____ Records provided

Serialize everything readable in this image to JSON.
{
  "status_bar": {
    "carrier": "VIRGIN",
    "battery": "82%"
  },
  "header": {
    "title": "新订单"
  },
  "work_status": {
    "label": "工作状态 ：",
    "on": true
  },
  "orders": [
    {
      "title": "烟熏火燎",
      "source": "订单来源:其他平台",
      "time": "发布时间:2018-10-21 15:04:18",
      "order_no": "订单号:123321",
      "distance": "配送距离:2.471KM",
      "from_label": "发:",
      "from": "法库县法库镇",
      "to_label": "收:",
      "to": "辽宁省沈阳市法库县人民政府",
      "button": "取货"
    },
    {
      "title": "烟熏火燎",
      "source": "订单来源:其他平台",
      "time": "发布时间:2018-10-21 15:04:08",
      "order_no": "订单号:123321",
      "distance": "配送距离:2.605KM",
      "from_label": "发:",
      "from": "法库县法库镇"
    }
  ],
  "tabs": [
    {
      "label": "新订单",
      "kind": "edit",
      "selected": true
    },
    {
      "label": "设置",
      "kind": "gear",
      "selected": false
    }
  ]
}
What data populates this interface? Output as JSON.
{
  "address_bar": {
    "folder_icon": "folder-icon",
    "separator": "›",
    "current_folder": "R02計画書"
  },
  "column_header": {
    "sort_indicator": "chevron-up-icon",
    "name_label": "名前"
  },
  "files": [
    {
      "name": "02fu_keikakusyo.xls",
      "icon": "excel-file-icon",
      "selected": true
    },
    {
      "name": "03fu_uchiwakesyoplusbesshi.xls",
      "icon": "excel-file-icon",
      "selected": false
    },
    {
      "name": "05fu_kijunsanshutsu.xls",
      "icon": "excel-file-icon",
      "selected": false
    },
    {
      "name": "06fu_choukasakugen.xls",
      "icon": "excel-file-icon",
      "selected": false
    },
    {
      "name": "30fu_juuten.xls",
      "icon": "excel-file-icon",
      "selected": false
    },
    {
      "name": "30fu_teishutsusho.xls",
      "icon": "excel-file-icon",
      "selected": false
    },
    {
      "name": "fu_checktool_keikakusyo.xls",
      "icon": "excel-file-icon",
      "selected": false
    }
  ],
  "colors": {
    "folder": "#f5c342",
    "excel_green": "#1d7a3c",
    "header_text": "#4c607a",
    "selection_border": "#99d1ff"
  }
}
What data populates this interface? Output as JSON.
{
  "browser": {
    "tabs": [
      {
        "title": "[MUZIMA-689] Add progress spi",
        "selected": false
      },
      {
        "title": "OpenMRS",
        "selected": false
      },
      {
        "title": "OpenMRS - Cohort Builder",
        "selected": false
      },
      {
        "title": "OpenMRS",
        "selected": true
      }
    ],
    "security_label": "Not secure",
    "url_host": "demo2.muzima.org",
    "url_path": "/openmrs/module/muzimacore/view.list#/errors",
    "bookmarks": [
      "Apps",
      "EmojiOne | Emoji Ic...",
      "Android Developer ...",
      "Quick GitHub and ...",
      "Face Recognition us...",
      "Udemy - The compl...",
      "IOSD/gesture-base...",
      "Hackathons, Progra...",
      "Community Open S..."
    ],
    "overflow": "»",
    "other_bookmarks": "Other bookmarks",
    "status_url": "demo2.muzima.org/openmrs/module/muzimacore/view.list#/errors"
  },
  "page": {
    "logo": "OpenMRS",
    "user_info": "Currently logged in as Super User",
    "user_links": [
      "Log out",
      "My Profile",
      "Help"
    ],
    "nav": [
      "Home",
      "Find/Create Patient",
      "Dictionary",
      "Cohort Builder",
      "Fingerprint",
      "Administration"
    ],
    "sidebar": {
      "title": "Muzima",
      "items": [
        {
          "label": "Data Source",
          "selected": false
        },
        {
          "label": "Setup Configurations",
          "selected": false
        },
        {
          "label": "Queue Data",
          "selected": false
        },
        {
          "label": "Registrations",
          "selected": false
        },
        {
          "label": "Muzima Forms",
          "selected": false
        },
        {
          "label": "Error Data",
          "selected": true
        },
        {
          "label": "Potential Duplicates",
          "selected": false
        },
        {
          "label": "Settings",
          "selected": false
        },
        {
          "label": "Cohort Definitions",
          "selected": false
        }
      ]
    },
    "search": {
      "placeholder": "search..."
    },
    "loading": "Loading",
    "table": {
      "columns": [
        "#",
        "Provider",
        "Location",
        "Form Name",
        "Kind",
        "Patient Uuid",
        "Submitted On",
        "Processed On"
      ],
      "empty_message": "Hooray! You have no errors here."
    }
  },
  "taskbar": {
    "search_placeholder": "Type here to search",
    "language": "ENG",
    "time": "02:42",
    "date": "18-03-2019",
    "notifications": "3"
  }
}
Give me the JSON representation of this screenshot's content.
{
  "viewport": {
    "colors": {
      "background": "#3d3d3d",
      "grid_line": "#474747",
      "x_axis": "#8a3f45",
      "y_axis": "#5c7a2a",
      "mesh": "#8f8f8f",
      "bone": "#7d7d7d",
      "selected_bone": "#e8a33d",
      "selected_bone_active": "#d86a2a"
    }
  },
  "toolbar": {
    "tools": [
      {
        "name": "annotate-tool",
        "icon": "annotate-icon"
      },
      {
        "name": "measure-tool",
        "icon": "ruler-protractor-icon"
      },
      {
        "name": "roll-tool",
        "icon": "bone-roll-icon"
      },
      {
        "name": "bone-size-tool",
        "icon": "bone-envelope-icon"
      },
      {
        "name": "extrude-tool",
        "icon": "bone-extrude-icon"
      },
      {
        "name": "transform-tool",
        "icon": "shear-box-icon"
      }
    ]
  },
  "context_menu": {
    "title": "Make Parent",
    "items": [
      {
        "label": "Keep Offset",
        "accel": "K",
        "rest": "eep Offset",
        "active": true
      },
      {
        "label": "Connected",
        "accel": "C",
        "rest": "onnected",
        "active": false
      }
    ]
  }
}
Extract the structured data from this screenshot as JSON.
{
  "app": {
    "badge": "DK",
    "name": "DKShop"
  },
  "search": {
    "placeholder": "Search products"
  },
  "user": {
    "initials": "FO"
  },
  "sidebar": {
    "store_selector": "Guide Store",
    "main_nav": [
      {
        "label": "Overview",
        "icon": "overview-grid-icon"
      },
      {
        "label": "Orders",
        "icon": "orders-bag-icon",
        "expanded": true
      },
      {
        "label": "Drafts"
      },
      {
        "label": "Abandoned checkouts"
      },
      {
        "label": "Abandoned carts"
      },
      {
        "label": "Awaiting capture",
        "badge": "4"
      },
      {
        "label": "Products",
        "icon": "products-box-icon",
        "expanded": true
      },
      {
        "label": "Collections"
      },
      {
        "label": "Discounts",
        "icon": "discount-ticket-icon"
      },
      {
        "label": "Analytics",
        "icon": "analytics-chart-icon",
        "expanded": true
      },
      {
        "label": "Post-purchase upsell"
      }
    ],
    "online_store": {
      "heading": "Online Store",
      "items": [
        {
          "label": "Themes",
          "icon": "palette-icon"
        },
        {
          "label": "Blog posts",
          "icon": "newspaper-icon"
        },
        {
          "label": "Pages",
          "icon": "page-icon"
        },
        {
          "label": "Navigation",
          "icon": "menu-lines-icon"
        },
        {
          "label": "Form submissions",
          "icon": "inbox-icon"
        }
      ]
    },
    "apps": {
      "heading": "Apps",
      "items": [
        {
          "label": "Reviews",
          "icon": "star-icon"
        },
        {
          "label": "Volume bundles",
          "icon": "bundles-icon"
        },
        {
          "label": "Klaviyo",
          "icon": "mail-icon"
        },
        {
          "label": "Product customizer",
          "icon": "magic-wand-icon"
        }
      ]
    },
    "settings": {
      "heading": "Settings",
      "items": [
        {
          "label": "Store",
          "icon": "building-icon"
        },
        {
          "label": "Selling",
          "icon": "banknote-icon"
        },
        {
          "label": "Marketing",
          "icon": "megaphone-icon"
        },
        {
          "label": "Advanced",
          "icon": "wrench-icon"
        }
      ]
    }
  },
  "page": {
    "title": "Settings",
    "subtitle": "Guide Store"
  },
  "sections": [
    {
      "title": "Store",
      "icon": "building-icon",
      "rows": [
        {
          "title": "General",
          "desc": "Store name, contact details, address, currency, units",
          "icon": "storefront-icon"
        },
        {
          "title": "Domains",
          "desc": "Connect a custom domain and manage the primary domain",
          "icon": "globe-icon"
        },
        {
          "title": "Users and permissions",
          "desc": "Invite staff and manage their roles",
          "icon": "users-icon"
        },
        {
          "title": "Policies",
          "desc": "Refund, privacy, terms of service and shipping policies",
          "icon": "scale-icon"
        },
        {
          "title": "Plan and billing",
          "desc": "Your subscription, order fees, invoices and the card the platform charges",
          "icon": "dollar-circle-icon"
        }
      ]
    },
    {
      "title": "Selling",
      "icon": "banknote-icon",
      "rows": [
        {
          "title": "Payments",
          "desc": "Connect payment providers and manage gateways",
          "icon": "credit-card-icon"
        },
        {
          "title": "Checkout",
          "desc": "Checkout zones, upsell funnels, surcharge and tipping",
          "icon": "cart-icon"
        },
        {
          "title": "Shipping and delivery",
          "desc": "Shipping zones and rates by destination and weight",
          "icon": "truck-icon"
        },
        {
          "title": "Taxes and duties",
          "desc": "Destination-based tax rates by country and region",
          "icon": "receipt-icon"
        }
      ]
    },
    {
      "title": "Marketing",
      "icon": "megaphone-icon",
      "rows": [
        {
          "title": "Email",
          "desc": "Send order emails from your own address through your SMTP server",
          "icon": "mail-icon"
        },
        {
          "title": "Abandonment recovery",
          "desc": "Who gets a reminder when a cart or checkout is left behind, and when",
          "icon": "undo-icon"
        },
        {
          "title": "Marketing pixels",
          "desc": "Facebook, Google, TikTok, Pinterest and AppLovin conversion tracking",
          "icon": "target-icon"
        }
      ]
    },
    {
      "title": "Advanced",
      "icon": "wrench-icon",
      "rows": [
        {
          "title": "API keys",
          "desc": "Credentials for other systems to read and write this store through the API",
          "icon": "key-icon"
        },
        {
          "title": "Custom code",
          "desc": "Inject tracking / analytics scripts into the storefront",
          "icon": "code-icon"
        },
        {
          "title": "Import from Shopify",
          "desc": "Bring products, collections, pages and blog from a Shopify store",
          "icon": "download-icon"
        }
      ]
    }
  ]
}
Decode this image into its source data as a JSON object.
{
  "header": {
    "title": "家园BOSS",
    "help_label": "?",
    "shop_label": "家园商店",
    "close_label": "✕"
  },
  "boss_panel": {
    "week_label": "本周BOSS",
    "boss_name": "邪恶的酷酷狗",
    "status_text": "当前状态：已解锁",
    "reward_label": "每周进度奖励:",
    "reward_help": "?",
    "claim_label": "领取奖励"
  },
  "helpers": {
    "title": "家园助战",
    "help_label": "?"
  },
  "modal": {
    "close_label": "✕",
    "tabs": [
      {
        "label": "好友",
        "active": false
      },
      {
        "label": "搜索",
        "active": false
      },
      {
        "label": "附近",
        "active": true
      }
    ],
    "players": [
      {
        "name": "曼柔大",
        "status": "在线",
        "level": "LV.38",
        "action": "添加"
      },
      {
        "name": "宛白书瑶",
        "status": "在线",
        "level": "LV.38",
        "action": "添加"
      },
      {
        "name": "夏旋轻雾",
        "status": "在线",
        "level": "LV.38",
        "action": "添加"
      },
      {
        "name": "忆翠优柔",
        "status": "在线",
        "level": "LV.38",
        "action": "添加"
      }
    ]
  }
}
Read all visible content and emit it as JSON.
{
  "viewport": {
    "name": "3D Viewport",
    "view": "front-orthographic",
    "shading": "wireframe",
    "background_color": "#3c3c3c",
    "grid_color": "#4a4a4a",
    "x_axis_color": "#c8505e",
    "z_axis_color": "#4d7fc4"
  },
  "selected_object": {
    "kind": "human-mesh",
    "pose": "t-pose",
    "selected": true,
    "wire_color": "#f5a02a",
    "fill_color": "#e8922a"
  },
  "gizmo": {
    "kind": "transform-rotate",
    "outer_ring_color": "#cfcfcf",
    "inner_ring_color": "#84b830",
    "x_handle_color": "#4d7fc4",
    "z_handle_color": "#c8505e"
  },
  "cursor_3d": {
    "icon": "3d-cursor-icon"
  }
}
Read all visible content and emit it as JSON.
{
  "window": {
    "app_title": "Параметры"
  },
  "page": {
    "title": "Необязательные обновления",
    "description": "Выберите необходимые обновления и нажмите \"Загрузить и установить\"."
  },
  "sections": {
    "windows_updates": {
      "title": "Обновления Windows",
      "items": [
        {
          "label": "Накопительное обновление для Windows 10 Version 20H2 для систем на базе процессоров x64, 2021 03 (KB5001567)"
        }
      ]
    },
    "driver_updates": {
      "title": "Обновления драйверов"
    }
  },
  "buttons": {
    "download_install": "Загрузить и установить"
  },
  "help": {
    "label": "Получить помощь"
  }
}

________

Pull out every line in the material above where "Marketing" occurs.

          "label": "Marketing",
      "title": "Marketing",
          "title": "Marketing pixels",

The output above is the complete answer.